#### [Input for this task]
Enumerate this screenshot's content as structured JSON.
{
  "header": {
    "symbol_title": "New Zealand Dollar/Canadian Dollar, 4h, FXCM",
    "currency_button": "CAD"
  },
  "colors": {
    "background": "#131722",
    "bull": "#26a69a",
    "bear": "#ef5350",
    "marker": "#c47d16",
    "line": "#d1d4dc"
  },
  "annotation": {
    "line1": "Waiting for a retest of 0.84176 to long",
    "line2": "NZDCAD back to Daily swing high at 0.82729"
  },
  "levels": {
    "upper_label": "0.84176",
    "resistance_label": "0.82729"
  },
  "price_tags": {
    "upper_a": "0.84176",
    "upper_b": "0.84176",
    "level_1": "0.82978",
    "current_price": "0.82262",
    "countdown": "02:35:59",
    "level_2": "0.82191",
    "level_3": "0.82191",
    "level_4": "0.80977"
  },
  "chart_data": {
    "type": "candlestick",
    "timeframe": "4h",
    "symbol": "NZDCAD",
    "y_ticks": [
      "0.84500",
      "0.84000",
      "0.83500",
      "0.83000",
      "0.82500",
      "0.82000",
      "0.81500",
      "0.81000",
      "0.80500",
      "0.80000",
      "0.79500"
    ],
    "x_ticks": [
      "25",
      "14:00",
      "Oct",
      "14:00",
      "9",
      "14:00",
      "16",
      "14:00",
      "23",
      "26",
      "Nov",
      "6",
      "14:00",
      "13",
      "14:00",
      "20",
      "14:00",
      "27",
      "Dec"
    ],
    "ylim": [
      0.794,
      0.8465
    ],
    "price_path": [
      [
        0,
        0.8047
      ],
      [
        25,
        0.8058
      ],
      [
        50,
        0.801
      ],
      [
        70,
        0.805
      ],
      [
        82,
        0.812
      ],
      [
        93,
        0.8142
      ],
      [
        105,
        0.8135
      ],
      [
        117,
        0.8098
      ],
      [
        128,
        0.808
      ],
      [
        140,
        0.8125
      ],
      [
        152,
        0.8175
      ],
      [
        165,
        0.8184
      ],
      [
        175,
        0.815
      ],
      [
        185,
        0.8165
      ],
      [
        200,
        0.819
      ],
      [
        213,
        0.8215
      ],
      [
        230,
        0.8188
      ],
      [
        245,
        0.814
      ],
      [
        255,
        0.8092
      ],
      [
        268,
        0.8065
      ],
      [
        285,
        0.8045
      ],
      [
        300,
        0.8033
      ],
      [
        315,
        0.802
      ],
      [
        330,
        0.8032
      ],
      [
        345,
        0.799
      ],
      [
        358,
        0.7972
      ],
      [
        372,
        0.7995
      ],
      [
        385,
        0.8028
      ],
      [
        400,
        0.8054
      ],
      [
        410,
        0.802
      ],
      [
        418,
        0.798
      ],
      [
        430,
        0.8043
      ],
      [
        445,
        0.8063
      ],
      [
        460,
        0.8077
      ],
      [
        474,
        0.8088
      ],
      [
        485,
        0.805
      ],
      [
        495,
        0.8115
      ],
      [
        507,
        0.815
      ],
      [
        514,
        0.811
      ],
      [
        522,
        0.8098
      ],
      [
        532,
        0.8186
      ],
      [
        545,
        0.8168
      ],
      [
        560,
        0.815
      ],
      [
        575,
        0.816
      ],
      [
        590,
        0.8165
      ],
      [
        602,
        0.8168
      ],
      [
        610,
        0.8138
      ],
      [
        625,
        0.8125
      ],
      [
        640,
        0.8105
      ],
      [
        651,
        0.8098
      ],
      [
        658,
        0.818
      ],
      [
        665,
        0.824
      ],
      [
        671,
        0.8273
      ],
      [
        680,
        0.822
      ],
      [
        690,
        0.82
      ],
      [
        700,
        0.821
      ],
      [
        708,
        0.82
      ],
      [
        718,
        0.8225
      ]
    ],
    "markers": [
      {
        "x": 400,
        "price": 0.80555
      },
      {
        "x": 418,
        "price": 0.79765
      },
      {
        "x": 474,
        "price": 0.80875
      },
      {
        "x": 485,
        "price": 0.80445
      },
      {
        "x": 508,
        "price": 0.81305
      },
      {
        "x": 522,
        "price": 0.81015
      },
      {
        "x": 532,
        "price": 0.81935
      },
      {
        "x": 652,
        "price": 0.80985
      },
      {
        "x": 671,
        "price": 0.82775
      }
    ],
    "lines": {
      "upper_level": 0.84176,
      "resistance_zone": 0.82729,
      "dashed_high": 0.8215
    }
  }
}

#### [Written problem]
Find all lines with "NZDCAD" in them and copy each one.

#### [Exercise solution]
    "line2": "NZDCAD back to Daily swing high at 0.82729"
    "symbol": "NZDCAD",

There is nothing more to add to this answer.